— start —
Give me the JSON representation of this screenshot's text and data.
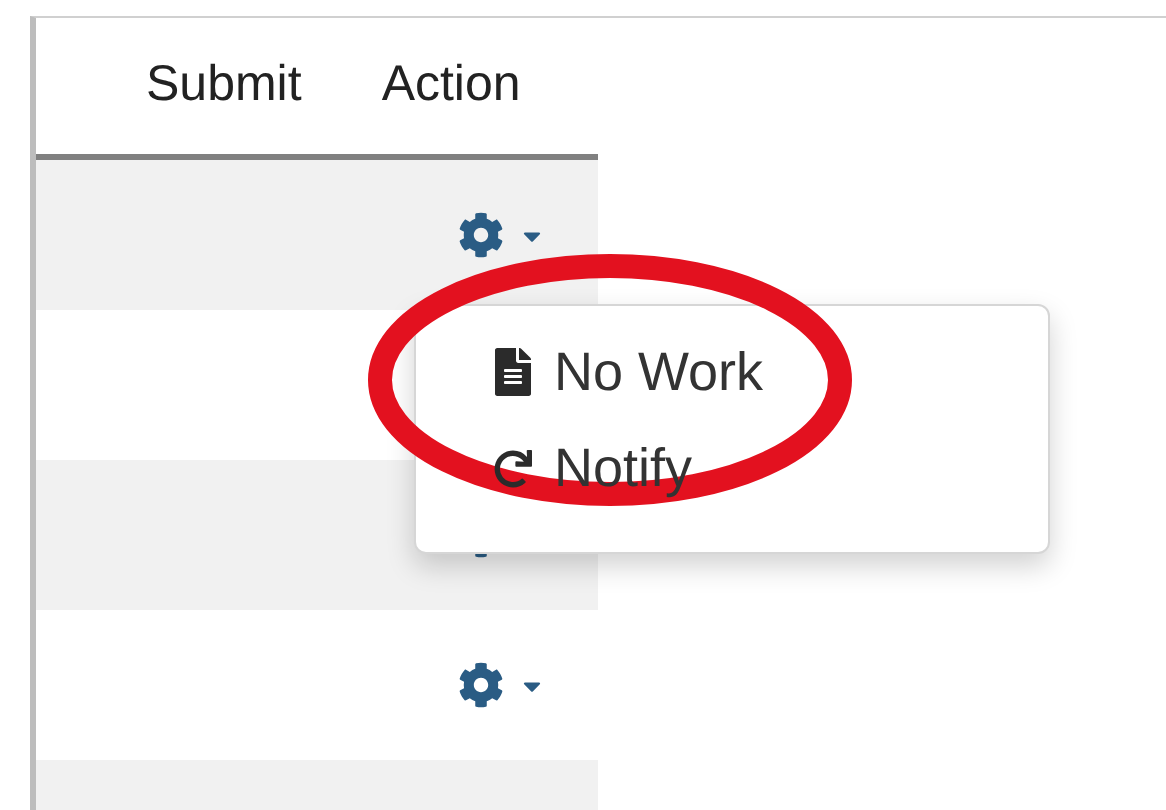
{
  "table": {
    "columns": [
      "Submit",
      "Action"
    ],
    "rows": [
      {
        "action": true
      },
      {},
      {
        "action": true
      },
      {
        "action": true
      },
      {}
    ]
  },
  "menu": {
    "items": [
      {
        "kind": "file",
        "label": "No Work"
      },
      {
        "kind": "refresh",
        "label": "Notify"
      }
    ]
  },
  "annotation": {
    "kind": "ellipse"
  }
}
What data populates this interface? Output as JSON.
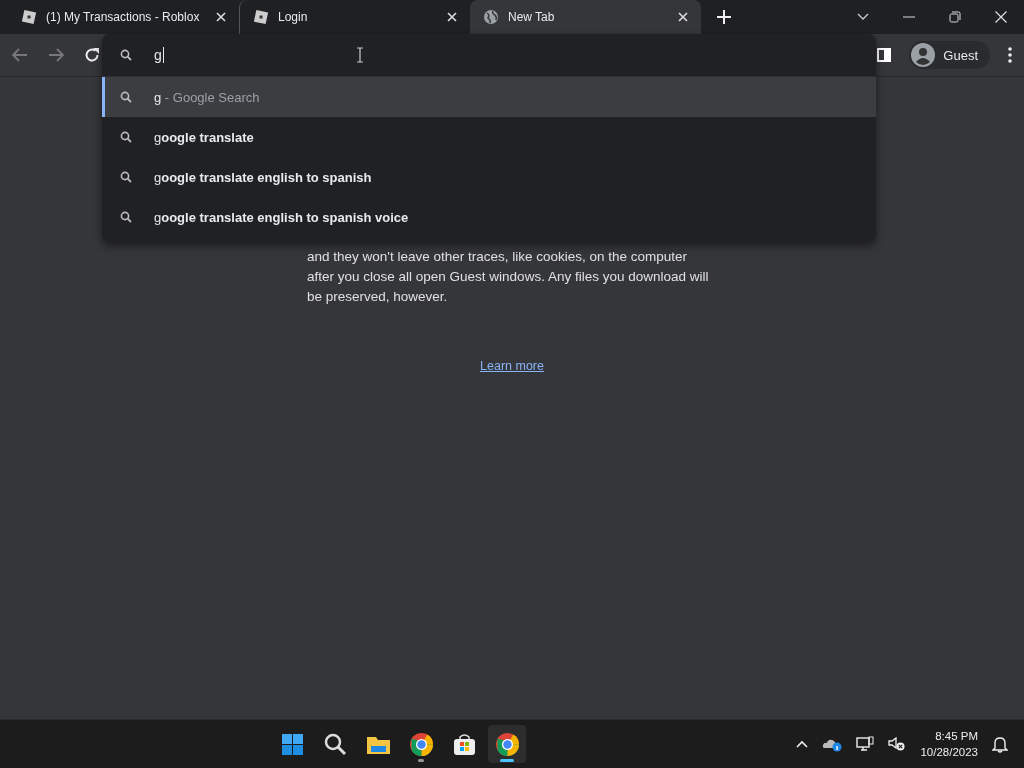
— end —
— start —
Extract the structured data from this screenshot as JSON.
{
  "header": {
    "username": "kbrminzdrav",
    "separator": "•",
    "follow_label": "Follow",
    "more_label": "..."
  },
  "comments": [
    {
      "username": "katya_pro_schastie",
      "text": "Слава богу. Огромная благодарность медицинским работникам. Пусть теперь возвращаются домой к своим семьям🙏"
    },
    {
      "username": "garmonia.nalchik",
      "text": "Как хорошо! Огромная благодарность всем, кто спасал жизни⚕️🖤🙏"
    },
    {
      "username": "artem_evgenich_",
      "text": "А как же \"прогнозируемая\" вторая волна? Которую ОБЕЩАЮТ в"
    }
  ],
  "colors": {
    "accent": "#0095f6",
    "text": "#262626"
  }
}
— end —
Copy out the listing above from the line containing "Give me the" to the line containing "What data populates", both included, exactly as written and minus the images.

Give me the JSON representation of this screenshot's text and data.
{
  "table": {
    "columns": [
      "Submit",
      "Action"
    ],
    "rows": [
      {
        "action": true
      },
      {},
      {
        "action": true
      },
      {
        "action": true
      },
      {}
    ]
  },
  "menu": {
    "items": [
      {
        "kind": "file",
        "label": "No Work"
      },
      {
        "kind": "refresh",
        "label": "Notify"
      }
    ]
  },
  "annotation": {
    "kind": "ellipse"
  }
}
What data populates this interface? Output as JSON.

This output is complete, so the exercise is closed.